[Start of Provided data]

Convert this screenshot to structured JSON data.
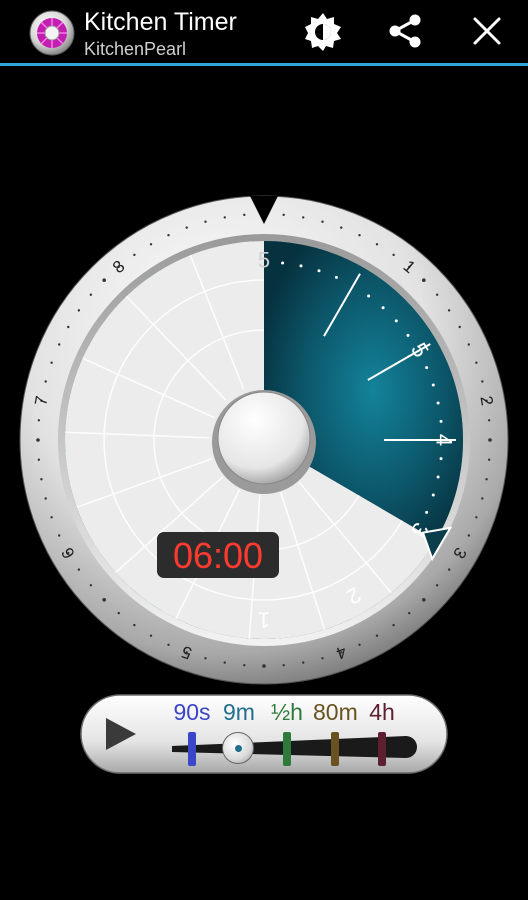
{
  "header": {
    "title": "Kitchen Timer",
    "subtitle": "KitchenPearl",
    "accent_color": "#2ea7d8",
    "icons": [
      "app-icon",
      "brightness-icon",
      "share-icon",
      "close-icon"
    ]
  },
  "dial": {
    "outer_labels": [
      "1",
      "2",
      "3",
      "4",
      "5",
      "6",
      "7",
      "8"
    ],
    "inner_labels": [
      "5",
      "4",
      "3",
      "2",
      "1",
      "5"
    ],
    "elapsed_fraction": 0.666,
    "face_color": "#0c5568",
    "display_time": "06:00",
    "display_color": "#ff3b30"
  },
  "presets": {
    "play_icon": "play-icon",
    "items": [
      {
        "label": "90s",
        "color": "#3b45c8"
      },
      {
        "label": "9m",
        "color": "#1f6e8e"
      },
      {
        "label": "½h",
        "color": "#2e7a3a"
      },
      {
        "label": "80m",
        "color": "#6a5120"
      },
      {
        "label": "4h",
        "color": "#5e2030"
      }
    ],
    "selected_index": 1
  }
}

[End of Provided data]

**Given instruction:** Leave out the pictures and output every record above precisely as given.

**Answer:**
Convert this screenshot to structured JSON data.
{
  "header": {
    "title": "Kitchen Timer",
    "subtitle": "KitchenPearl",
    "accent_color": "#2ea7d8",
    "icons": [
      "app-icon",
      "brightness-icon",
      "share-icon",
      "close-icon"
    ]
  },
  "dial": {
    "outer_labels": [
      "1",
      "2",
      "3",
      "4",
      "5",
      "6",
      "7",
      "8"
    ],
    "inner_labels": [
      "5",
      "4",
      "3",
      "2",
      "1",
      "5"
    ],
    "elapsed_fraction": 0.666,
    "face_color": "#0c5568",
    "display_time": "06:00",
    "display_color": "#ff3b30"
  },
  "presets": {
    "play_icon": "play-icon",
    "items": [
      {
        "label": "90s",
        "color": "#3b45c8"
      },
      {
        "label": "9m",
        "color": "#1f6e8e"
      },
      {
        "label": "½h",
        "color": "#2e7a3a"
      },
      {
        "label": "80m",
        "color": "#6a5120"
      },
      {
        "label": "4h",
        "color": "#5e2030"
      }
    ],
    "selected_index": 1
  }
}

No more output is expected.